EXERCISE:
Each entry must be given again exactly; images do not belong in the copy.

INPUT RECORDS:
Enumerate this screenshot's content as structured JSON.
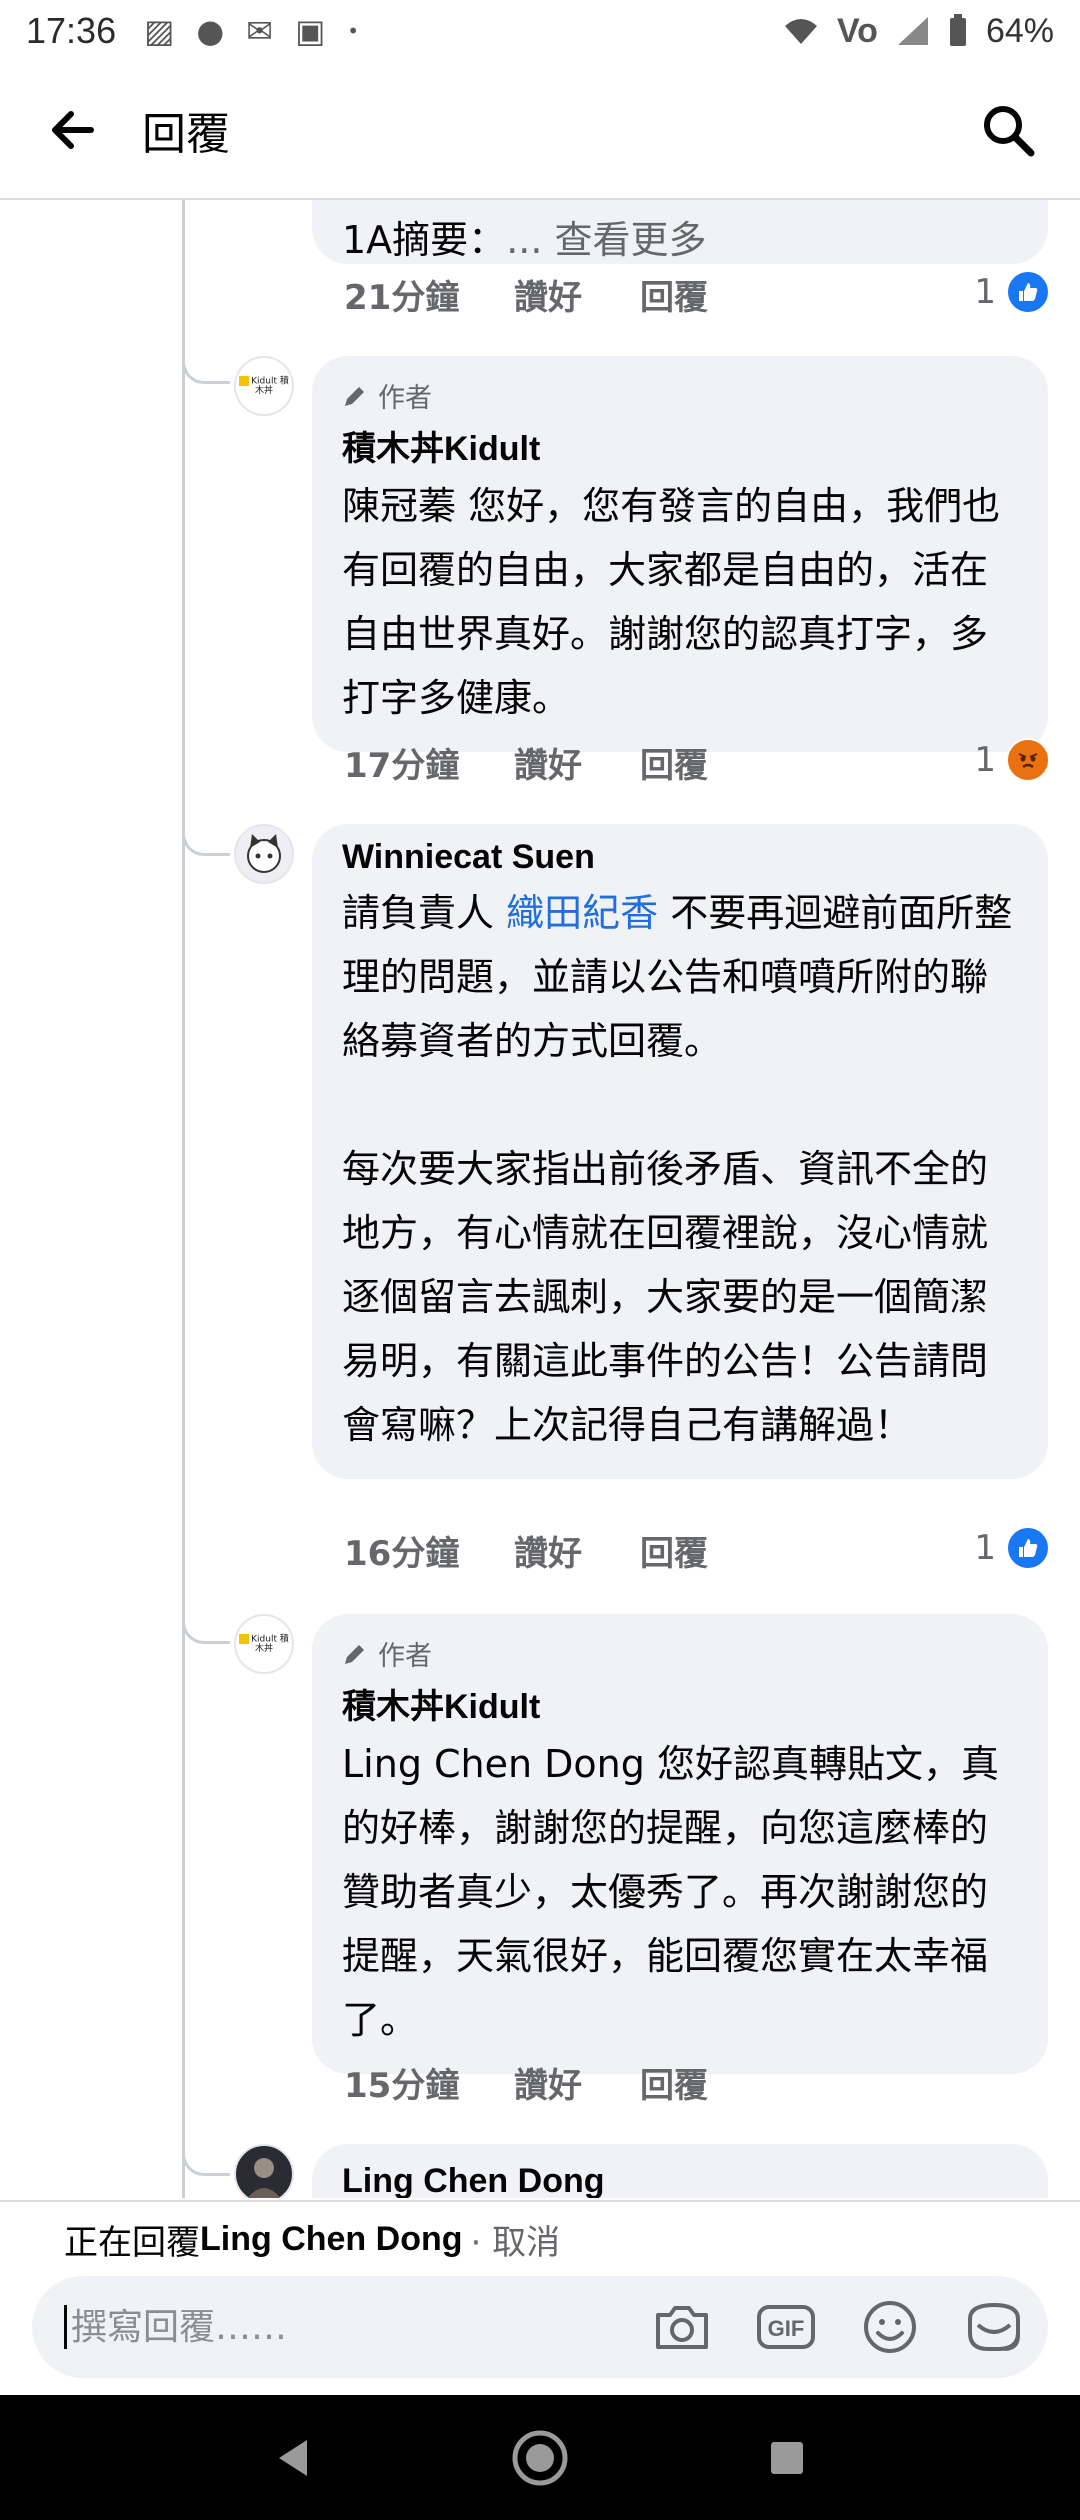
{
  "status_bar": {
    "time": "17:36",
    "battery": "64%",
    "left_icons": [
      "gallery-icon",
      "cat-icon",
      "gmail-icon",
      "photo-icon",
      "dot-icon"
    ],
    "right_icons": [
      "wifi-icon",
      "volte-icon",
      "signal-icon",
      "battery-icon"
    ]
  },
  "app_bar": {
    "title": "回覆"
  },
  "comments": [
    {
      "id": "truncated",
      "text": "1A摘要：",
      "see_more": "... 查看更多",
      "time": "21分鐘",
      "like": "讚好",
      "reply": "回覆",
      "reaction_count": "1",
      "reaction_type": "like"
    },
    {
      "id": "kidult-1",
      "author_badge": "作者",
      "author": "積木丼Kidult",
      "avatar_label": "Kidult 積木丼",
      "text": "陳冠蓁 您好，您有發言的自由，我們也有回覆的自由，大家都是自由的，活在自由世界真好。謝謝您的認真打字，多打字多健康。",
      "time": "17分鐘",
      "like": "讚好",
      "reply": "回覆",
      "reaction_count": "1",
      "reaction_type": "angry"
    },
    {
      "id": "winnie",
      "author": "Winniecat Suen",
      "text_before": "請負責人 ",
      "mention": "織田紀香",
      "text_after": " 不要再迴避前面所整理的問題，並請以公告和噴噴所附的聯絡募資者的方式回覆。\n\n每次要大家指出前後矛盾、資訊不全的地方，有心情就在回覆裡說，沒心情就逐個留言去諷刺，大家要的是一個簡潔易明，有關這此事件的公告！公告請問會寫嘛？上次記得自己有講解過！",
      "time": "16分鐘",
      "like": "讚好",
      "reply": "回覆",
      "reaction_count": "1",
      "reaction_type": "like"
    },
    {
      "id": "kidult-2",
      "author_badge": "作者",
      "author": "積木丼Kidult",
      "avatar_label": "Kidult 積木丼",
      "text": "Ling Chen Dong 您好認真轉貼文，真的好棒，謝謝您的提醒，向您這麼棒的贊助者真少，太優秀了。再次謝謝您的提醒，天氣很好，能回覆您實在太幸福了。",
      "time": "15分鐘",
      "like": "讚好",
      "reply": "回覆"
    },
    {
      "id": "ling",
      "author": "Ling Chen Dong"
    }
  ],
  "composer": {
    "replying_prefix": "正在回覆",
    "replying_name": "Ling Chen Dong",
    "cancel": "· 取消",
    "placeholder": "撰寫回覆……",
    "icons": [
      "camera-icon",
      "gif-icon",
      "emoji-icon",
      "sticker-icon"
    ]
  },
  "colors": {
    "bubble": "#f0f2f5",
    "mention": "#216fdb",
    "like_blue": "#1877f2",
    "angry_orange": "#e9710f",
    "secondary_text": "#65676b"
  }
}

REPLY:
Enumerate this screenshot's content as structured JSON.
{
  "status_bar": {
    "time": "17:36",
    "battery": "64%",
    "left_icons": [
      "gallery-icon",
      "cat-icon",
      "gmail-icon",
      "photo-icon",
      "dot-icon"
    ],
    "right_icons": [
      "wifi-icon",
      "volte-icon",
      "signal-icon",
      "battery-icon"
    ]
  },
  "app_bar": {
    "title": "回覆"
  },
  "comments": [
    {
      "id": "truncated",
      "text": "1A摘要：",
      "see_more": "... 查看更多",
      "time": "21分鐘",
      "like": "讚好",
      "reply": "回覆",
      "reaction_count": "1",
      "reaction_type": "like"
    },
    {
      "id": "kidult-1",
      "author_badge": "作者",
      "author": "積木丼Kidult",
      "avatar_label": "Kidult 積木丼",
      "text": "陳冠蓁 您好，您有發言的自由，我們也有回覆的自由，大家都是自由的，活在自由世界真好。謝謝您的認真打字，多打字多健康。",
      "time": "17分鐘",
      "like": "讚好",
      "reply": "回覆",
      "reaction_count": "1",
      "reaction_type": "angry"
    },
    {
      "id": "winnie",
      "author": "Winniecat Suen",
      "text_before": "請負責人 ",
      "mention": "織田紀香",
      "text_after": " 不要再迴避前面所整理的問題，並請以公告和噴噴所附的聯絡募資者的方式回覆。\n\n每次要大家指出前後矛盾、資訊不全的地方，有心情就在回覆裡說，沒心情就逐個留言去諷刺，大家要的是一個簡潔易明，有關這此事件的公告！公告請問會寫嘛？上次記得自己有講解過！",
      "time": "16分鐘",
      "like": "讚好",
      "reply": "回覆",
      "reaction_count": "1",
      "reaction_type": "like"
    },
    {
      "id": "kidult-2",
      "author_badge": "作者",
      "author": "積木丼Kidult",
      "avatar_label": "Kidult 積木丼",
      "text": "Ling Chen Dong 您好認真轉貼文，真的好棒，謝謝您的提醒，向您這麼棒的贊助者真少，太優秀了。再次謝謝您的提醒，天氣很好，能回覆您實在太幸福了。",
      "time": "15分鐘",
      "like": "讚好",
      "reply": "回覆"
    },
    {
      "id": "ling",
      "author": "Ling Chen Dong"
    }
  ],
  "composer": {
    "replying_prefix": "正在回覆",
    "replying_name": "Ling Chen Dong",
    "cancel": "· 取消",
    "placeholder": "撰寫回覆……",
    "icons": [
      "camera-icon",
      "gif-icon",
      "emoji-icon",
      "sticker-icon"
    ]
  },
  "colors": {
    "bubble": "#f0f2f5",
    "mention": "#216fdb",
    "like_blue": "#1877f2",
    "angry_orange": "#e9710f",
    "secondary_text": "#65676b"
  }
}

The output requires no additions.